**GOAL OF THE EXERCISE:** Repeat the records verbatim and leave the pictures out of your copy.

**RECORD LIST:**
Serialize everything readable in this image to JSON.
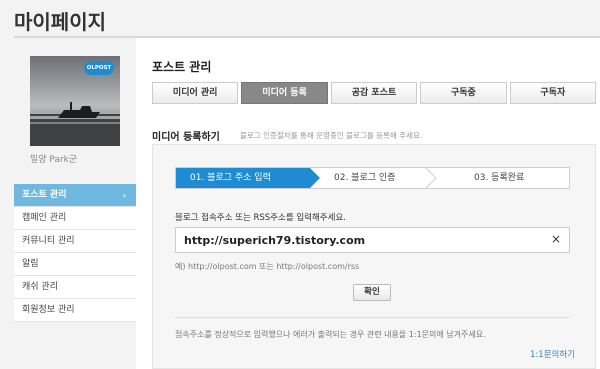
{
  "page": {
    "title": "마이페이지"
  },
  "profile": {
    "name": "밀양 Park군",
    "brand_badge": "OLPOST"
  },
  "sidebar": {
    "items": [
      {
        "label": "포스트 관리",
        "active": true,
        "arrow": "›"
      },
      {
        "label": "캠페인 관리"
      },
      {
        "label": "커뮤니티 관리"
      },
      {
        "label": "알림"
      },
      {
        "label": "캐쉬 관리"
      },
      {
        "label": "회원정보 관리"
      }
    ]
  },
  "main": {
    "title": "포스트 관리",
    "tabs": [
      {
        "label": "미디어 관리"
      },
      {
        "label": "미디어 등록",
        "active": true
      },
      {
        "label": "공감 포스트"
      },
      {
        "label": "구독중"
      },
      {
        "label": "구독자"
      }
    ],
    "subtitle": "미디어 등록하기",
    "subtitle_desc": "블로그 인증절차를 통해 운영중인 블로그를 등록해 주세요."
  },
  "steps": [
    {
      "label": "01. 블로그 주소 입력",
      "active": true
    },
    {
      "label": "02. 블로그 인증"
    },
    {
      "label": "03. 등록완료"
    }
  ],
  "form": {
    "label": "블로그 접속주소 또는 RSS주소를 입력해주세요.",
    "url_value": "http://superich79.tistory.com",
    "clear_icon": "×",
    "example": "예) http://olpost.com 또는 http://olpost.com/rss",
    "confirm_label": "확인"
  },
  "footer": {
    "notice": "접속주소를 정상적으로 입력했으나 에러가 출력되는 경우 관련 내용을 1:1문의에 남겨주세요.",
    "inquiry_link": "1:1문의하기"
  },
  "colors": {
    "accent": "#1e8bd3",
    "sidebar_active": "#6fb8e0",
    "tab_active": "#888888",
    "link": "#3a7fc1"
  },
  "icons": {
    "clear": "close-icon",
    "sidebar_arrow": "chevron-right-icon"
  }
}
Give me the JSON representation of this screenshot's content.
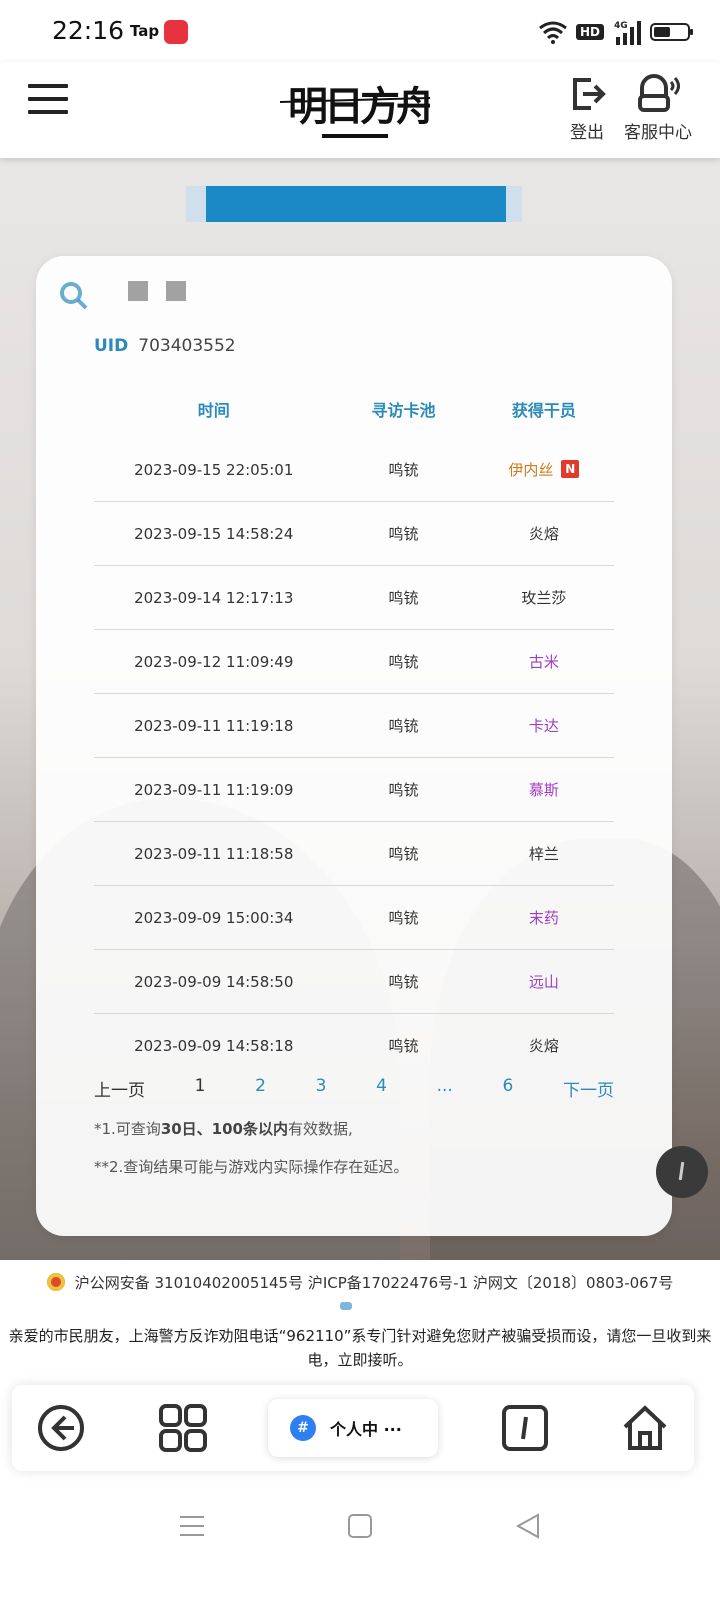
{
  "status_bar": {
    "time": "22:16",
    "tap_label": "Tap",
    "hd_label": "HD",
    "network_label": "4G"
  },
  "header": {
    "logo_text": "明日方舟",
    "logout_label": "登出",
    "service_label": "客服中心"
  },
  "uid": {
    "label": "UID",
    "value": "703403552"
  },
  "table": {
    "headers": [
      "时间",
      "寻访卡池",
      "获得干员"
    ],
    "rows": [
      {
        "time": "2023-09-15 22:05:01",
        "pool": "鸣铳",
        "operator": "伊内丝",
        "color": "#d07a1a",
        "new_badge": "N"
      },
      {
        "time": "2023-09-15 14:58:24",
        "pool": "鸣铳",
        "operator": "炎熔",
        "color": "#333333"
      },
      {
        "time": "2023-09-14 12:17:13",
        "pool": "鸣铳",
        "operator": "玫兰莎",
        "color": "#333333"
      },
      {
        "time": "2023-09-12 11:09:49",
        "pool": "鸣铳",
        "operator": "古米",
        "color": "#a03ec2"
      },
      {
        "time": "2023-09-11 11:19:18",
        "pool": "鸣铳",
        "operator": "卡达",
        "color": "#a03ec2"
      },
      {
        "time": "2023-09-11 11:19:09",
        "pool": "鸣铳",
        "operator": "慕斯",
        "color": "#a03ec2"
      },
      {
        "time": "2023-09-11 11:18:58",
        "pool": "鸣铳",
        "operator": "梓兰",
        "color": "#333333"
      },
      {
        "time": "2023-09-09 15:00:34",
        "pool": "鸣铳",
        "operator": "末药",
        "color": "#a03ec2"
      },
      {
        "time": "2023-09-09 14:58:50",
        "pool": "鸣铳",
        "operator": "远山",
        "color": "#a03ec2"
      },
      {
        "time": "2023-09-09 14:58:18",
        "pool": "鸣铳",
        "operator": "炎熔",
        "color": "#333333"
      }
    ]
  },
  "pagination": {
    "prev": "上一页",
    "pages": [
      "1",
      "2",
      "3",
      "4",
      "...",
      "6"
    ],
    "current": "1",
    "next": "下一页"
  },
  "notes": {
    "note1_prefix": "*1.可查询",
    "note1_bold": "30日、100条以内",
    "note1_suffix": "有效数据,",
    "note2": "**2.查询结果可能与游戏内实际操作存在延迟。"
  },
  "footer": {
    "registration": "沪公网安备 31010402005145号 沪ICP备17022476号-1 沪网文〔2018〕0803-067号",
    "notice": "亲爱的市民朋友，上海警方反诈劝阻电话“962110”系专门针对避免您财产被骗受损而设，请您一旦收到来电，立即接听。"
  },
  "browser_bar": {
    "tab_hash": "#",
    "tab_label": "个人中 ···"
  },
  "colors": {
    "accent": "#2b8bb8",
    "purple_operator": "#a03ec2",
    "orange_operator": "#d07a1a",
    "new_badge": "#e03b2a"
  }
}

**SOLVED PROBLEM:**
Serialize everything readable in this image to JSON.
{
  "page": {
    "title": "마이페이지"
  },
  "profile": {
    "name": "밀양 Park군",
    "brand_badge": "OLPOST"
  },
  "sidebar": {
    "items": [
      {
        "label": "포스트 관리",
        "active": true,
        "arrow": "›"
      },
      {
        "label": "캠페인 관리"
      },
      {
        "label": "커뮤니티 관리"
      },
      {
        "label": "알림"
      },
      {
        "label": "캐쉬 관리"
      },
      {
        "label": "회원정보 관리"
      }
    ]
  },
  "main": {
    "title": "포스트 관리",
    "tabs": [
      {
        "label": "미디어 관리"
      },
      {
        "label": "미디어 등록",
        "active": true
      },
      {
        "label": "공감 포스트"
      },
      {
        "label": "구독중"
      },
      {
        "label": "구독자"
      }
    ],
    "subtitle": "미디어 등록하기",
    "subtitle_desc": "블로그 인증절차를 통해 운영중인 블로그를 등록해 주세요."
  },
  "steps": [
    {
      "label": "01. 블로그 주소 입력",
      "active": true
    },
    {
      "label": "02. 블로그 인증"
    },
    {
      "label": "03. 등록완료"
    }
  ],
  "form": {
    "label": "블로그 접속주소 또는 RSS주소를 입력해주세요.",
    "url_value": "http://superich79.tistory.com",
    "clear_icon": "×",
    "example": "예) http://olpost.com 또는 http://olpost.com/rss",
    "confirm_label": "확인"
  },
  "footer": {
    "notice": "접속주소를 정상적으로 입력했으나 에러가 출력되는 경우 관련 내용을 1:1문의에 남겨주세요.",
    "inquiry_link": "1:1문의하기"
  },
  "colors": {
    "accent": "#1e8bd3",
    "sidebar_active": "#6fb8e0",
    "tab_active": "#888888",
    "link": "#3a7fc1"
  },
  "icons": {
    "clear": "close-icon",
    "sidebar_arrow": "chevron-right-icon"
  }
}
Give me the JSON representation of this screenshot's content.
{
  "status_bar": {
    "time": "22:16",
    "tap_label": "Tap",
    "hd_label": "HD",
    "network_label": "4G"
  },
  "header": {
    "logo_text": "明日方舟",
    "logout_label": "登出",
    "service_label": "客服中心"
  },
  "uid": {
    "label": "UID",
    "value": "703403552"
  },
  "table": {
    "headers": [
      "时间",
      "寻访卡池",
      "获得干员"
    ],
    "rows": [
      {
        "time": "2023-09-15 22:05:01",
        "pool": "鸣铳",
        "operator": "伊内丝",
        "color": "#d07a1a",
        "new_badge": "N"
      },
      {
        "time": "2023-09-15 14:58:24",
        "pool": "鸣铳",
        "operator": "炎熔",
        "color": "#333333"
      },
      {
        "time": "2023-09-14 12:17:13",
        "pool": "鸣铳",
        "operator": "玫兰莎",
        "color": "#333333"
      },
      {
        "time": "2023-09-12 11:09:49",
        "pool": "鸣铳",
        "operator": "古米",
        "color": "#a03ec2"
      },
      {
        "time": "2023-09-11 11:19:18",
        "pool": "鸣铳",
        "operator": "卡达",
        "color": "#a03ec2"
      },
      {
        "time": "2023-09-11 11:19:09",
        "pool": "鸣铳",
        "operator": "慕斯",
        "color": "#a03ec2"
      },
      {
        "time": "2023-09-11 11:18:58",
        "pool": "鸣铳",
        "operator": "梓兰",
        "color": "#333333"
      },
      {
        "time": "2023-09-09 15:00:34",
        "pool": "鸣铳",
        "operator": "末药",
        "color": "#a03ec2"
      },
      {
        "time": "2023-09-09 14:58:50",
        "pool": "鸣铳",
        "operator": "远山",
        "color": "#a03ec2"
      },
      {
        "time": "2023-09-09 14:58:18",
        "pool": "鸣铳",
        "operator": "炎熔",
        "color": "#333333"
      }
    ]
  },
  "pagination": {
    "prev": "上一页",
    "pages": [
      "1",
      "2",
      "3",
      "4",
      "...",
      "6"
    ],
    "current": "1",
    "next": "下一页"
  },
  "notes": {
    "note1_prefix": "*1.可查询",
    "note1_bold": "30日、100条以内",
    "note1_suffix": "有效数据,",
    "note2": "**2.查询结果可能与游戏内实际操作存在延迟。"
  },
  "footer": {
    "registration": "沪公网安备 31010402005145号 沪ICP备17022476号-1 沪网文〔2018〕0803-067号",
    "notice": "亲爱的市民朋友，上海警方反诈劝阻电话“962110”系专门针对避免您财产被骗受损而设，请您一旦收到来电，立即接听。"
  },
  "browser_bar": {
    "tab_hash": "#",
    "tab_label": "个人中 ···"
  },
  "colors": {
    "accent": "#2b8bb8",
    "purple_operator": "#a03ec2",
    "orange_operator": "#d07a1a",
    "new_badge": "#e03b2a"
  }
}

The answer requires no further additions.